◆ Task goal: Please turn every line of the records below into a Markdown table with the columns Row and Line, numbering the rows and skipping blank lines. Leave the pictures out of the table.

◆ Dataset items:
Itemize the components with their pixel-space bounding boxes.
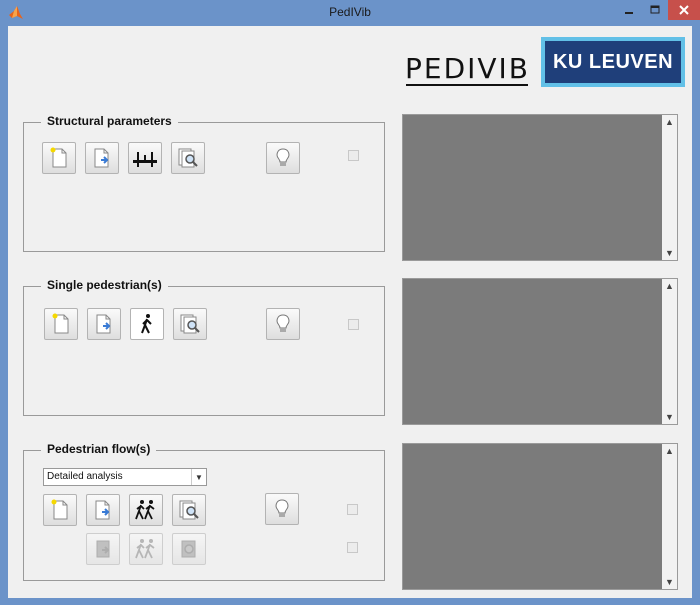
pedestrian-checkbox[interactable] [348, 319, 359, 330]
pedivib-logo: PEDIVIB [405, 52, 531, 85]
panel-title: Pedestrian flow(s) [41, 442, 157, 456]
vertical-scrollbar[interactable]: ▲ ▼ [662, 279, 677, 424]
chevron-down-icon[interactable]: ▼ [662, 410, 677, 424]
maximize-button[interactable] [642, 0, 668, 20]
lightbulb-icon [275, 313, 291, 335]
analysis-type-value: Detailed analysis [47, 471, 123, 482]
load-file-icon [93, 538, 113, 560]
load-file-icon [92, 147, 112, 169]
flow-model-secondary-button[interactable] [129, 533, 163, 565]
minimize-button[interactable] [616, 0, 642, 20]
preview-icon [178, 499, 200, 521]
view-flow-secondary-button[interactable] [172, 533, 206, 565]
view-structure-button[interactable] [171, 142, 205, 174]
chevron-up-icon[interactable]: ▲ [662, 279, 677, 293]
pedestrian-help-button[interactable] [266, 308, 300, 340]
analysis-type-select[interactable]: Detailed analysis ▼ [43, 468, 207, 486]
chevron-down-icon[interactable]: ▼ [662, 575, 677, 589]
bridge-icon [132, 148, 158, 168]
single-pedestrian-panel: Single pedestrian(s) [23, 278, 385, 416]
pedestrian-output-panel: ▲ ▼ [402, 278, 678, 425]
chevron-down-icon[interactable]: ▼ [662, 246, 677, 260]
chevron-up-icon[interactable]: ▲ [662, 444, 677, 458]
pedivib-logo-underline [406, 84, 528, 86]
new-flow-button[interactable] [43, 494, 77, 526]
preview-icon [177, 147, 199, 169]
view-flow-button[interactable] [172, 494, 206, 526]
ku-leuven-logo: KU LEUVEN [541, 37, 685, 87]
flow-checkbox[interactable] [347, 504, 358, 515]
load-file-icon [93, 499, 113, 521]
maximize-icon [650, 5, 660, 15]
structural-parameters-panel: Structural parameters [23, 114, 385, 252]
panel-title: Single pedestrian(s) [41, 278, 168, 292]
close-icon [679, 5, 689, 15]
crowd-icon [134, 499, 158, 521]
structural-output-panel: ▲ ▼ [402, 114, 678, 261]
lightbulb-icon [275, 147, 291, 169]
structural-checkbox[interactable] [348, 150, 359, 161]
chevron-down-icon: ▼ [191, 469, 206, 485]
close-button[interactable] [668, 0, 700, 20]
client-area: PEDIVIB KU LEUVEN Structural parameters [8, 26, 692, 598]
new-pedestrian-button[interactable] [44, 308, 78, 340]
load-flow-secondary-button[interactable] [86, 533, 120, 565]
load-file-icon [94, 313, 114, 335]
app-window: PedIVib PEDIVIB KU LEUVEN Structural par… [0, 0, 700, 605]
vertical-scrollbar[interactable]: ▲ ▼ [662, 444, 677, 589]
load-flow-button[interactable] [86, 494, 120, 526]
crowd-icon [134, 538, 158, 560]
new-file-icon [51, 313, 71, 335]
vertical-scrollbar[interactable]: ▲ ▼ [662, 115, 677, 260]
new-file-icon [50, 499, 70, 521]
structural-help-button[interactable] [266, 142, 300, 174]
flow-output-panel: ▲ ▼ [402, 443, 678, 590]
flow-help-button[interactable] [265, 493, 299, 525]
minimize-icon [624, 5, 634, 15]
new-file-icon [49, 147, 69, 169]
walking-person-icon [139, 313, 155, 335]
load-pedestrian-button[interactable] [87, 308, 121, 340]
window-title: PedIVib [329, 5, 371, 19]
flow-secondary-checkbox[interactable] [347, 542, 358, 553]
pedestrian-model-button[interactable] [130, 308, 164, 340]
preview-icon [178, 538, 200, 560]
panel-title: Structural parameters [41, 114, 178, 128]
view-pedestrian-button[interactable] [173, 308, 207, 340]
load-structure-button[interactable] [85, 142, 119, 174]
bridge-model-button[interactable] [128, 142, 162, 174]
flow-model-button[interactable] [129, 494, 163, 526]
lightbulb-icon [274, 498, 290, 520]
new-structure-button[interactable] [42, 142, 76, 174]
preview-icon [179, 313, 201, 335]
title-bar: PedIVib [0, 0, 700, 26]
chevron-up-icon[interactable]: ▲ [662, 115, 677, 129]
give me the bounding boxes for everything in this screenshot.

◆ Task answer:
| Row | Line |
|---|---|
| 1 | Itemize the components with their pixel-space bounding boxes. |
| 2 | pedestrian-checkbox[interactable] [348, 319, 359, 330] |
| 3 | pedivib-logo: PEDIVIB [405, 52, 531, 85] |
| 4 | panel-title: Pedestrian flow(s) [41, 442, 157, 456] |
| 5 | vertical-scrollbar[interactable]: ▲ ▼ [662, 279, 677, 424] |
| 6 | chevron-down-icon[interactable]: ▼ [662, 410, 677, 424] |
| 7 | maximize-button[interactable] [642, 0, 668, 20] |
| 8 | lightbulb-icon [275, 313, 291, 335] |
| 9 | analysis-type-value: Detailed analysis [47, 471, 123, 482] |
| 10 | load-file-icon [93, 538, 113, 560] |
| 11 | load-file-icon [92, 147, 112, 169] |
| 12 | flow-model-secondary-button[interactable] [129, 533, 163, 565] |
| 13 | minimize-button[interactable] [616, 0, 642, 20] |
| 14 | preview-icon [178, 499, 200, 521] |
| 15 | view-flow-secondary-button[interactable] [172, 533, 206, 565] |
| 16 | view-structure-button[interactable] [171, 142, 205, 174] |
| 17 | chevron-up-icon[interactable]: ▲ [662, 279, 677, 293] |
| 18 | pedestrian-help-button[interactable] [266, 308, 300, 340] |
| 19 | analysis-type-select[interactable]: Detailed analysis ▼ [43, 468, 207, 486] |
| 20 | chevron-down-icon[interactable]: ▼ [662, 575, 677, 589] |
| 21 | bridge-icon [132, 148, 158, 168] |
| 22 | single-pedestrian-panel: Single pedestrian(s) [23, 278, 385, 416] |
| 23 | pedestrian-output-panel: ▲ ▼ [402, 278, 678, 425] |
| 24 | chevron-down-icon[interactable]: ▼ [662, 246, 677, 260] |
| 25 | chevron-up-icon[interactable]: ▲ [662, 444, 677, 458] |
| 26 | pedivib-logo-underline [406, 84, 528, 86] |
| 27 | new-flow-button[interactable] [43, 494, 77, 526] |
| 28 | preview-icon [177, 147, 199, 169] |
| 29 | view-flow-button[interactable] [172, 494, 206, 526] |
| 30 | ku-leuven-logo: KU LEUVEN [541, 37, 685, 87] |
| 31 | flow-checkbox[interactable] [347, 504, 358, 515] |
| 32 | load-file-icon [93, 499, 113, 521] |
| 33 | maximize-icon [650, 5, 660, 15] |
| 34 | structural-parameters-panel: Structural parameters [23, 114, 385, 252] |
| 35 | panel-title: Single pedestrian(s) [41, 278, 168, 292] |
| 36 | close-icon [679, 5, 689, 15] |
| 37 | crowd-icon [134, 499, 158, 521] |
| 38 | structural-output-panel: ▲ ▼ [402, 114, 678, 261] |
| 39 | lightbulb-icon [275, 147, 291, 169] |
| 40 | structural-checkbox[interactable] [348, 150, 359, 161] |
| 41 | chevron-down-icon: ▼ [191, 469, 206, 485] |
| 42 | close-button[interactable] [668, 0, 700, 20] |
| 43 | client-area: PEDIVIB KU LEUVEN Structural parameters [8, 26, 692, 598] |
| 44 | new-pedestrian-button[interactable] [44, 308, 78, 340] |
| 45 | load-flow-secondary-button[interactable] [86, 533, 120, 565] |
| 46 | load-file-icon [94, 313, 114, 335] |
| 47 | app-window: PedIVib PEDIVIB KU LEUVEN Structural par… [0, 0, 700, 605] |
| 48 | vertical-scrollbar[interactable]: ▲ ▼ [662, 444, 677, 589] |
| 49 | load-flow-button[interactable] [86, 494, 120, 526] |
| 50 | crowd-icon [134, 538, 158, 560] |
| 51 | new-file-icon [51, 313, 71, 335] |
| 52 | vertical-scrollbar[interactable]: ▲ ▼ [662, 115, 677, 260] |
| 53 | new-file-icon [50, 499, 70, 521] |
| 54 | structural-help-button[interactable] [266, 142, 300, 174] |
| 55 | flow-output-panel: ▲ ▼ [402, 443, 678, 590] |
| 56 | flow-help-button[interactable] [265, 493, 299, 525] |
| 57 | minimize-icon [624, 5, 634, 15] |
| 58 | new-file-icon [49, 147, 69, 169] |
| 59 | walking-person-icon [139, 313, 155, 335] |
| 60 | load-pedestrian-button[interactable] [87, 308, 121, 340] |
| 61 | window-title: PedIVib [329, 5, 371, 19] |
| 62 | flow-secondary-checkbox[interactable] [347, 542, 358, 553] |
| 63 | pedestrian-model-button[interactable] [130, 308, 164, 340] |
| 64 | preview-icon [178, 538, 200, 560] |
| 65 | panel-title: Structural parameters [41, 114, 178, 128] |
| 66 | view-pedestrian-button[interactable] [173, 308, 207, 340] |
| 67 | load-structure-button[interactable] [85, 142, 119, 174] |
| 68 | bridge-model-button[interactable] [128, 142, 162, 174] |
| 69 | flow-model-button[interactable] [129, 494, 163, 526] |
| 70 | lightbulb-icon [274, 498, 290, 520] |
| 71 | new-structure-button[interactable] [42, 142, 76, 174] |
| 72 | preview-icon [179, 313, 201, 335] |
| 73 | title-bar: PedIVib [0, 0, 700, 26] |
| 74 | chevron-up-icon[interactable]: ▲ [662, 115, 677, 129] |
| 75 | give me the bounding boxes for everything in this screenshot. |